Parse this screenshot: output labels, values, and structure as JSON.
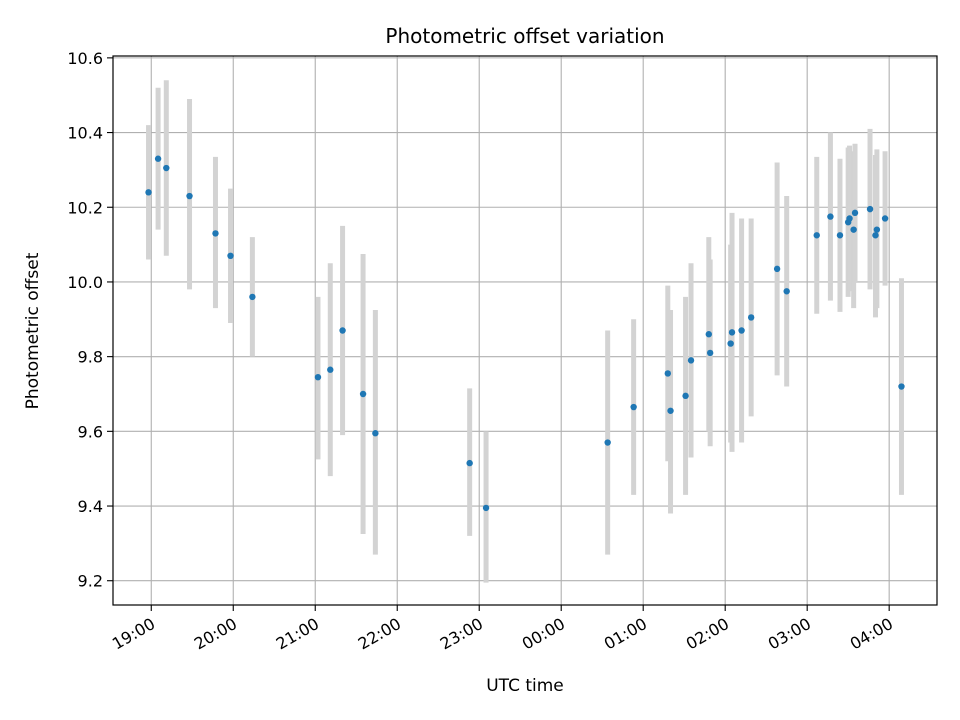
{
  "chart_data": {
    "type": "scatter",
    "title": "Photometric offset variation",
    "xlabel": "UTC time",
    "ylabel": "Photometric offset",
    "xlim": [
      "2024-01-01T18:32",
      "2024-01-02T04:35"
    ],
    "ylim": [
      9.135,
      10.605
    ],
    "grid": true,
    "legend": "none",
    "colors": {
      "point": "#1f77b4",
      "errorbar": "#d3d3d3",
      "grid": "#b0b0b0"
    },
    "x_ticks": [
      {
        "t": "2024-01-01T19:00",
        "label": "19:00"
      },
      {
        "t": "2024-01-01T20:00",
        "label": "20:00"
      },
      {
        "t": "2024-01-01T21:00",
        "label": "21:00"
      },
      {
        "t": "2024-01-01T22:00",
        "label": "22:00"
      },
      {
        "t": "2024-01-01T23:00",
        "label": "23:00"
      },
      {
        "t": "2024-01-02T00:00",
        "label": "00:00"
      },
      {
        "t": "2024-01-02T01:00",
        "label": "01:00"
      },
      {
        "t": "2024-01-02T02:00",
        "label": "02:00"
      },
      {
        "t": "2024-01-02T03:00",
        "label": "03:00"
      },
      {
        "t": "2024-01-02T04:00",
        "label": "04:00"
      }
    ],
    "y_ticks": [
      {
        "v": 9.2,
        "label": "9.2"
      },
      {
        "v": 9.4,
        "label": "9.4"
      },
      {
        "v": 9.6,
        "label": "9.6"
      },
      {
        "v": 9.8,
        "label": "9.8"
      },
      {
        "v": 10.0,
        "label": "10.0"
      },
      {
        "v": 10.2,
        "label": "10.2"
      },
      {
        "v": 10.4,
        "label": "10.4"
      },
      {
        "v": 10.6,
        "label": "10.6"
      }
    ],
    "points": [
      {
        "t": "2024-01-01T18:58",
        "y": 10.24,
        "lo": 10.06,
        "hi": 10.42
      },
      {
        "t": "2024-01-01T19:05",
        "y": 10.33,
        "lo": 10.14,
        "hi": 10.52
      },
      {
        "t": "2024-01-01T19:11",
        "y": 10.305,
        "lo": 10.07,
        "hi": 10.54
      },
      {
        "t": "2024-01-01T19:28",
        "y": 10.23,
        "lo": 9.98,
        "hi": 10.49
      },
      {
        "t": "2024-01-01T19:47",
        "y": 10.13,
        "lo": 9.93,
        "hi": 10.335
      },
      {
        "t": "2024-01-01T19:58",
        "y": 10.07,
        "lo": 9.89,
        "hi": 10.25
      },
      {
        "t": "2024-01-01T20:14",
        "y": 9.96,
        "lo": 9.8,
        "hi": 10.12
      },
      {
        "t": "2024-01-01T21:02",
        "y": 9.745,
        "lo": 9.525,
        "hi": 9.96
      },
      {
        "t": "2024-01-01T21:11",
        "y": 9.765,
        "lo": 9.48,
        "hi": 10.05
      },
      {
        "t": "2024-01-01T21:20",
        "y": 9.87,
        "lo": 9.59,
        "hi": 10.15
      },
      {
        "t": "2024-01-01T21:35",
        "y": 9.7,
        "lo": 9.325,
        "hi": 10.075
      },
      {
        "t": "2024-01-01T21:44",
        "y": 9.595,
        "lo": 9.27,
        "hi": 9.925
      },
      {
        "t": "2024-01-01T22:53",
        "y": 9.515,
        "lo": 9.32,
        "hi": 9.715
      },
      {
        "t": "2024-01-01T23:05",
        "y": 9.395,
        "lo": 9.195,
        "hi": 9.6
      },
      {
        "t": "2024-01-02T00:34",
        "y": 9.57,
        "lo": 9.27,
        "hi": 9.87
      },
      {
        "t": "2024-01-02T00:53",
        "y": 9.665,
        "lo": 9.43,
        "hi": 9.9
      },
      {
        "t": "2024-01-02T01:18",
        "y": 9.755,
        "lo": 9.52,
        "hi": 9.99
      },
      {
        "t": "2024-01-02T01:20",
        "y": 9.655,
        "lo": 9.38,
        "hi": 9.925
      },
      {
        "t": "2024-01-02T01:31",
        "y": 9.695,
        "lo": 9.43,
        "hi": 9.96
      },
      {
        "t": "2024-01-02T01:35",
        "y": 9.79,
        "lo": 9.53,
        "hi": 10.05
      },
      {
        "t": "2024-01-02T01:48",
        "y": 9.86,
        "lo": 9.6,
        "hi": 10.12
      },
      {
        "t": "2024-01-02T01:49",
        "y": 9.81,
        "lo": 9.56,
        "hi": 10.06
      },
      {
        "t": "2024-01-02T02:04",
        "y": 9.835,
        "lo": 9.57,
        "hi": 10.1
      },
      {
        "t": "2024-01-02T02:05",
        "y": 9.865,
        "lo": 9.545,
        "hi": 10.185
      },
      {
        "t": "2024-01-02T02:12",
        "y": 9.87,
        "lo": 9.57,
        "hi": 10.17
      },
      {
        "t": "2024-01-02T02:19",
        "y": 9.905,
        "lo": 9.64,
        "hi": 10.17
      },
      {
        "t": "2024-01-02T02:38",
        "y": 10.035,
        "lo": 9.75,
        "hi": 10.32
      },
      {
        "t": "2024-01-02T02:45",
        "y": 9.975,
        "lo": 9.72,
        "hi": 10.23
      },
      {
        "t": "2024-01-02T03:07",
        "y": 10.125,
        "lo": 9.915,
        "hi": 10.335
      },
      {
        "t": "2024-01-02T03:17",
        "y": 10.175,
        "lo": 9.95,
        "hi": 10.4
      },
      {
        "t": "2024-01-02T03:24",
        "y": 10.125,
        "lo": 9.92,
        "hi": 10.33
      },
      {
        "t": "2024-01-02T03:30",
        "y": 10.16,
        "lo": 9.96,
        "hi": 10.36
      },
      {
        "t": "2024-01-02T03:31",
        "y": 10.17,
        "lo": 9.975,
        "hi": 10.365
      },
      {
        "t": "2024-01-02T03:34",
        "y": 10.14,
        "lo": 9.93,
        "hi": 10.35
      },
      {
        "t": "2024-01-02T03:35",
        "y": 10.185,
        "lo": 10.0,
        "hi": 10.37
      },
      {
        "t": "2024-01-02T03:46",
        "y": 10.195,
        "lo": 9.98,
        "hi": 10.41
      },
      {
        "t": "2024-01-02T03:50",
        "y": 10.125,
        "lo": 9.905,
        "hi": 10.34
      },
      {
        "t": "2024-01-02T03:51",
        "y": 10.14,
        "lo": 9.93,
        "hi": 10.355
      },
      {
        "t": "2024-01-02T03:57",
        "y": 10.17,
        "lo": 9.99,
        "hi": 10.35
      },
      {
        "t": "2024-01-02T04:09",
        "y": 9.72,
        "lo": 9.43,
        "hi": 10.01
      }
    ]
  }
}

· · · · · · ·

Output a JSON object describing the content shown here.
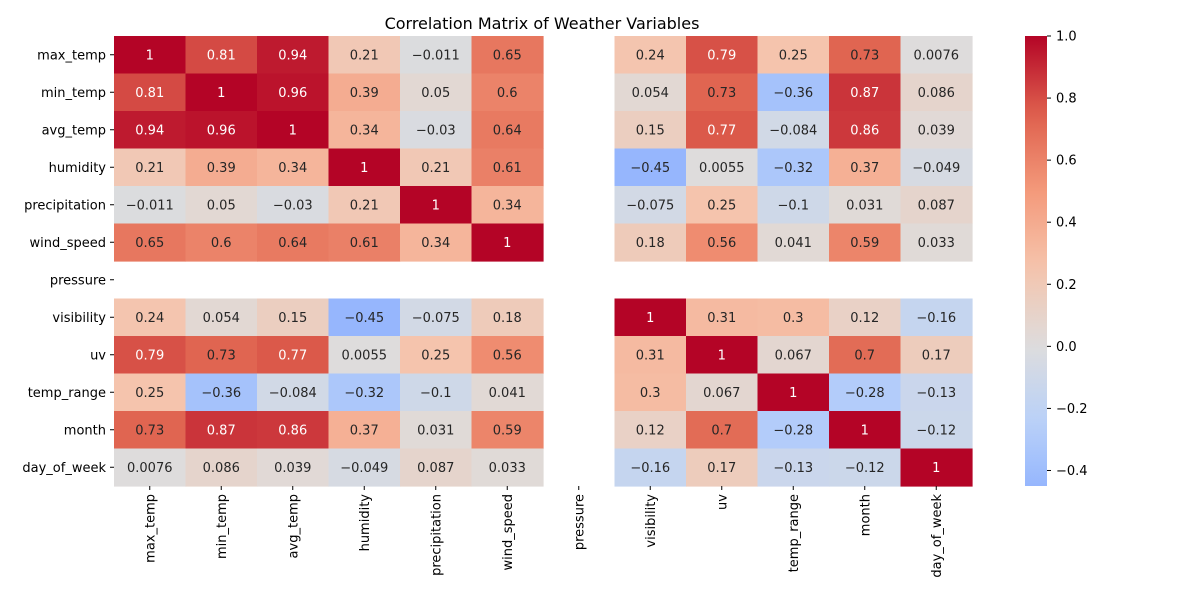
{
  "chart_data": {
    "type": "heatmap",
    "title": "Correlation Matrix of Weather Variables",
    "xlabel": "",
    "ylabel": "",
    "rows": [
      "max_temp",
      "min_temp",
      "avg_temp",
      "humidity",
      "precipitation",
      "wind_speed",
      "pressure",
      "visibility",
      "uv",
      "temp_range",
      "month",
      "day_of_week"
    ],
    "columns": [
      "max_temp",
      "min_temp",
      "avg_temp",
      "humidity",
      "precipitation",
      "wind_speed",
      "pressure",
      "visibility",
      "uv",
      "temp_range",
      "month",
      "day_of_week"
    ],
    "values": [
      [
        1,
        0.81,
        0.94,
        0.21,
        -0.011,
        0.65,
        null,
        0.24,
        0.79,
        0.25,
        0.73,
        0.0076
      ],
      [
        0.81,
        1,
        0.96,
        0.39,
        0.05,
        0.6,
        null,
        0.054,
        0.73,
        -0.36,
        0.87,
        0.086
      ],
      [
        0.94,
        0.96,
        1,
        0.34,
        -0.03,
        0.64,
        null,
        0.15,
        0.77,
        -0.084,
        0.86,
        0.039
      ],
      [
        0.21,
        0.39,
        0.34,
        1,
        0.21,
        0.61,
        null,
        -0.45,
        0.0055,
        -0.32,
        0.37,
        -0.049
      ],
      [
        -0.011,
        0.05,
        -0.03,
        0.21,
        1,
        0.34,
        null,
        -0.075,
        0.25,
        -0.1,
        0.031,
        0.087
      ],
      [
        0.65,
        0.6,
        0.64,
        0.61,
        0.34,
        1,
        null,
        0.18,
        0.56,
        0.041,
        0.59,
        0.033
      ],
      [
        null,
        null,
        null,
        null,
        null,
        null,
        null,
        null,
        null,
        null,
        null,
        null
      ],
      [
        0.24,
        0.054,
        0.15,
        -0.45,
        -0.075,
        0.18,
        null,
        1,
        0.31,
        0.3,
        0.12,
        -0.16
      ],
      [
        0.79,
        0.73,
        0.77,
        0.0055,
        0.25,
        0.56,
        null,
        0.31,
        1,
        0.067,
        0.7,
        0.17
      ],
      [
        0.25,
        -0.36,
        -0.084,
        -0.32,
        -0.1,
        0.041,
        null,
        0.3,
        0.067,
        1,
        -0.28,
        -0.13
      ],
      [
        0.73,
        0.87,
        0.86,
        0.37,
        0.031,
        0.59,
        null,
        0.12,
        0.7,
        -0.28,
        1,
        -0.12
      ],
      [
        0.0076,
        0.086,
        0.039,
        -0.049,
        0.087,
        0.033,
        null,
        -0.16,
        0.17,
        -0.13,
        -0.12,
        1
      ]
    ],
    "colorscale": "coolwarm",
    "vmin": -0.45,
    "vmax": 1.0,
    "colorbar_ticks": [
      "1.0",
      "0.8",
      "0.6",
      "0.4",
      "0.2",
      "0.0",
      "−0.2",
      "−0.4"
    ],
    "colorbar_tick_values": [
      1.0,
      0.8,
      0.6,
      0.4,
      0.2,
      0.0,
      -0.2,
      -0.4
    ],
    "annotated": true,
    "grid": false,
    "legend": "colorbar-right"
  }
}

· · · · · · ·

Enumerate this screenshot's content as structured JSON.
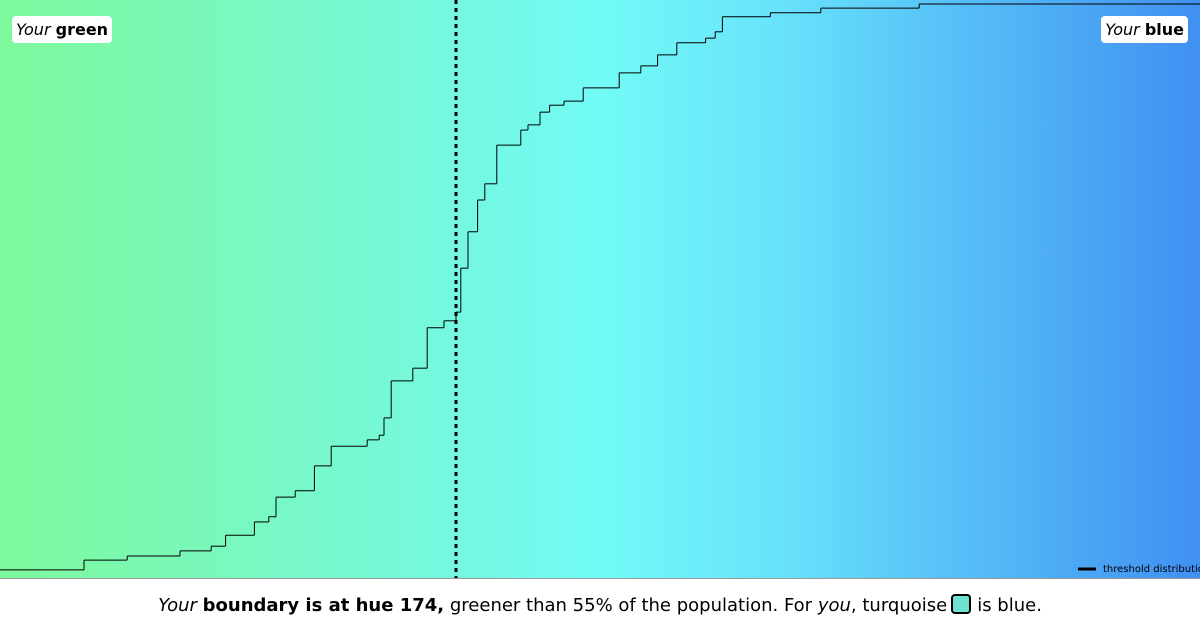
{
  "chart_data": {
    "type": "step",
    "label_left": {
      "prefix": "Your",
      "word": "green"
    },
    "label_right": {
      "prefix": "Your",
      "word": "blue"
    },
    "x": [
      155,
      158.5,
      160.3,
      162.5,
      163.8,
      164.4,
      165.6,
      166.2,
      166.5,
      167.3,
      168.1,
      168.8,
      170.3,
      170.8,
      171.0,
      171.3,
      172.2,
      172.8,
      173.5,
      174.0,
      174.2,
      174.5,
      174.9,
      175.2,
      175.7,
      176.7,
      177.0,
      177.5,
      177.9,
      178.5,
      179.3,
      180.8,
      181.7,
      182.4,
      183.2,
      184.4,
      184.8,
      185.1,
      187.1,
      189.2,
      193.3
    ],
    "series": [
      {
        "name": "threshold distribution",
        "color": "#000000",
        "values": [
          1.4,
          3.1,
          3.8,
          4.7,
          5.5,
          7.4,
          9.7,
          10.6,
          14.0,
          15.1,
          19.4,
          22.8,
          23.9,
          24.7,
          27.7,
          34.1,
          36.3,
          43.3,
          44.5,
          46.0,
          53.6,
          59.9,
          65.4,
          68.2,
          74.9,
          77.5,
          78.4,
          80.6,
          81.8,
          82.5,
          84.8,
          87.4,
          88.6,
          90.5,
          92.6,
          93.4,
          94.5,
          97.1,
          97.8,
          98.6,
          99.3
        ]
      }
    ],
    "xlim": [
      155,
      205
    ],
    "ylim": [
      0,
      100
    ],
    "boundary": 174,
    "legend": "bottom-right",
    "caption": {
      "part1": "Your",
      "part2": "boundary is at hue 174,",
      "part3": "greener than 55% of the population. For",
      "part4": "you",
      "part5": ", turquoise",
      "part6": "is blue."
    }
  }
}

· · · · · · ·

In the records above, locate each line with the word "content". Copy all such lines.

Output a JSON object describing the content shown here.
Enumerate this screenshot's content as structured JSON.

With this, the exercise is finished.